Отчего тогда Бенуа не заявил, что для самых этих отдельных случайных оплодотворений «дерзкие попытки вскрытия и подходы с новых сторон… играют решающую роль. Они снова вспахивают общественное сознание, после чего последнее снова и может принять семена красоты и истины»[221]?
Почему?
В то время Бенуа никак не мог предположить, что ему когда-нибудь придется: во-первых, драпироваться в плащ театрального новатора и, во-вторых, стрелять из-под этого плаща в тех самых, в рядах которых он недавно состоял (пристроившись, по-видимому, на время, только ради защиты «классиков» от «прикосновений недостойных рук»).
Но тут мы становимся свидетелями игры с подменами в гофмановском духе.

**ЧТО СДЕЛАТЬ**
Пожалуйста, определите, согласуются ли с исходным текстом утверждения: (a) Бенуа заявил, что дерзкие попытки вскрытия играют решающую роль; (b) Бенуа не мог предположить, что ему придется драпироваться в плащ театрального новатора; (c) игра с подменами названа игрой в гофмановском духе. Для каждого ответьте «да» или «нет» и дословно приведите решающие слова текста. Записи представляют собой отдельный материал.

(Данные для распознавания структуры документа)
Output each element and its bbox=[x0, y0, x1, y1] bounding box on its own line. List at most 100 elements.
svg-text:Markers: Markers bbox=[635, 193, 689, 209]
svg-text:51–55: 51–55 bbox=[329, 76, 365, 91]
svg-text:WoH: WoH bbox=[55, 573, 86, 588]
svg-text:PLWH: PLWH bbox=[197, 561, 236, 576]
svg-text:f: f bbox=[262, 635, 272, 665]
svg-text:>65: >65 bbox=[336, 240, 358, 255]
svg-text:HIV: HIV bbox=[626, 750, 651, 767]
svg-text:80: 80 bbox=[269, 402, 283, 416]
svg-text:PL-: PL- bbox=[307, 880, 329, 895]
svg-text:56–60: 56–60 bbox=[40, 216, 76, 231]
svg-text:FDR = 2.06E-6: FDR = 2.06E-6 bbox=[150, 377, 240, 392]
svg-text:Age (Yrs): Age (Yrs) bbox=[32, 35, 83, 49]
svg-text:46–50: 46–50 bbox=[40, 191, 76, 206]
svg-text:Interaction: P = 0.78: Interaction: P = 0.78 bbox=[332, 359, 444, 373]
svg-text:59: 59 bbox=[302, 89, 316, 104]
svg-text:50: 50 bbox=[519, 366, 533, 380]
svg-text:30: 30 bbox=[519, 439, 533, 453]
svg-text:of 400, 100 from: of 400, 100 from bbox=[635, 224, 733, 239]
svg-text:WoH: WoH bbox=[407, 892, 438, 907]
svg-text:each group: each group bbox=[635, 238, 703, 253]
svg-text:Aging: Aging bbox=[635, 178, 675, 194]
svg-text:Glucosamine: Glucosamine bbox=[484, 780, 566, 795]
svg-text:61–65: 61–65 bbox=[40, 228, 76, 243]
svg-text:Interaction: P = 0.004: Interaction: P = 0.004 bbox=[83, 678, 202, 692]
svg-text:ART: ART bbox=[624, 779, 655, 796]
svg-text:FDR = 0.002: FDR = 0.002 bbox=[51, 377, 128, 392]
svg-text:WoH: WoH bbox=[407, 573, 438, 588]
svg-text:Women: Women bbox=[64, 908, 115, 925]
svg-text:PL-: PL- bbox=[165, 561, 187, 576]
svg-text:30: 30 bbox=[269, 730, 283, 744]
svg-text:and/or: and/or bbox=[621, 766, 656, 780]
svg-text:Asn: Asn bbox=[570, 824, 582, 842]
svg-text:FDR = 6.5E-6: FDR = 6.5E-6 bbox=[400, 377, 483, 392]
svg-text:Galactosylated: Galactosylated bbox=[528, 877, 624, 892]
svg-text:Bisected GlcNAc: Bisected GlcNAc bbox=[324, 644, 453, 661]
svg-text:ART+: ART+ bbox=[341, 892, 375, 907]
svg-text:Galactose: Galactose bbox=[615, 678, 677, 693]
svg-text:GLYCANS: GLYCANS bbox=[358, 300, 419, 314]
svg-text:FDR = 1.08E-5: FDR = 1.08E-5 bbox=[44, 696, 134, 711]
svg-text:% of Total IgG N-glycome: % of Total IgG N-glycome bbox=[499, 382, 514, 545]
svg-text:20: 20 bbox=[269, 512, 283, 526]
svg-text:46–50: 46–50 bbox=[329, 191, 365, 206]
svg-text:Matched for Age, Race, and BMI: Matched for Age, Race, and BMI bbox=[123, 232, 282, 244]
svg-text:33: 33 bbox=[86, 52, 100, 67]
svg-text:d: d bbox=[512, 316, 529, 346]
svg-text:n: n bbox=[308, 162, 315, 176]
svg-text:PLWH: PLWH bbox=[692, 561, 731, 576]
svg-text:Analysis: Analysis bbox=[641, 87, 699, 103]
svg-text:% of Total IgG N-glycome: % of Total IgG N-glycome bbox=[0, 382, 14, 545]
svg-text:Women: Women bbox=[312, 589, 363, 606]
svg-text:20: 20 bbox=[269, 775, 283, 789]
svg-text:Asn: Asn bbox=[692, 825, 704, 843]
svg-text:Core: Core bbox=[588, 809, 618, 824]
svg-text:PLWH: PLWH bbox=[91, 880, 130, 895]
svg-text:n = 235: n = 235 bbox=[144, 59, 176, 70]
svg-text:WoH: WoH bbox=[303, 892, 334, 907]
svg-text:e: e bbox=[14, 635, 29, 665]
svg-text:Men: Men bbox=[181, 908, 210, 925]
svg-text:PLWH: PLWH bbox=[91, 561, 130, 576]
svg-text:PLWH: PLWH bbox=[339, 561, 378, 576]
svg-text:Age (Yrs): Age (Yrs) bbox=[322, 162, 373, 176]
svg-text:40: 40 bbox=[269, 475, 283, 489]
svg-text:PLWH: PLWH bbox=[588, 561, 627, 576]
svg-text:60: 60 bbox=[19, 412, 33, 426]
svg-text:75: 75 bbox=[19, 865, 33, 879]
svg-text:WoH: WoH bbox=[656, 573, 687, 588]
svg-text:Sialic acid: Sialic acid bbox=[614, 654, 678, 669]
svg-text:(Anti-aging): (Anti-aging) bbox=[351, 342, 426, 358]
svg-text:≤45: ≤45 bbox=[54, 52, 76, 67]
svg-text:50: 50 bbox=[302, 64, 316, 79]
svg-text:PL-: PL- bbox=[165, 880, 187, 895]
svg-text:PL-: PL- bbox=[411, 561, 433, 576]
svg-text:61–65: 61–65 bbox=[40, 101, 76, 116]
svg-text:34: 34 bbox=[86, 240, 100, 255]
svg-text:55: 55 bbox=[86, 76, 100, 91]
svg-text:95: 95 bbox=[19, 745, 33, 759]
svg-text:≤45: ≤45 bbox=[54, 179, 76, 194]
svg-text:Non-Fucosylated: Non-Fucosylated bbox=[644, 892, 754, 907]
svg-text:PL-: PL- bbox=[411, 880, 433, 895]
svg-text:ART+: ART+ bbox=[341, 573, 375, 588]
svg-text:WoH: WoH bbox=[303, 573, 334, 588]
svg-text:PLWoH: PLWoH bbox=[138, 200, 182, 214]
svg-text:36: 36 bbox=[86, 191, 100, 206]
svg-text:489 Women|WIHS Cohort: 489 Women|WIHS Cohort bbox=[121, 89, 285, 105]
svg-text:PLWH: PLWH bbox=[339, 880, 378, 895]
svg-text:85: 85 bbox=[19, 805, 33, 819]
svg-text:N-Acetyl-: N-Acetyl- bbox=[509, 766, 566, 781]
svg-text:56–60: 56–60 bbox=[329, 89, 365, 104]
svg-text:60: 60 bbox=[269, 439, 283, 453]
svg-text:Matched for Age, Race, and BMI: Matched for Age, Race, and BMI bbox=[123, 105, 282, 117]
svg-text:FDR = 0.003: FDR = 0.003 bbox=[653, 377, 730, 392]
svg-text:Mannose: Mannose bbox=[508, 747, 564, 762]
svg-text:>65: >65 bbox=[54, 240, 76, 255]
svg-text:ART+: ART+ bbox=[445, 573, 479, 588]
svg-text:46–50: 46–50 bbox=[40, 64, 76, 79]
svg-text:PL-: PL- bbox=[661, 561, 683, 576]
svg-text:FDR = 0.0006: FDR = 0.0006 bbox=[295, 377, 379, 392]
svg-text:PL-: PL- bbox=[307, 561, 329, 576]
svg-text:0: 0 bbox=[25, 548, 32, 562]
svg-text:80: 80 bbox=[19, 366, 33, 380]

**ВАШЕ РЕШЕНИЕ**
(a) Нет: «Отчего тогда Бенуа не заявил».
(b) Да: «Бенуа никак не мог предположить, что ему когда-нибудь придется: во-первых, драпироваться в плащ театрального новатора».
(c) Да: «игры с подменами в гофмановском духе».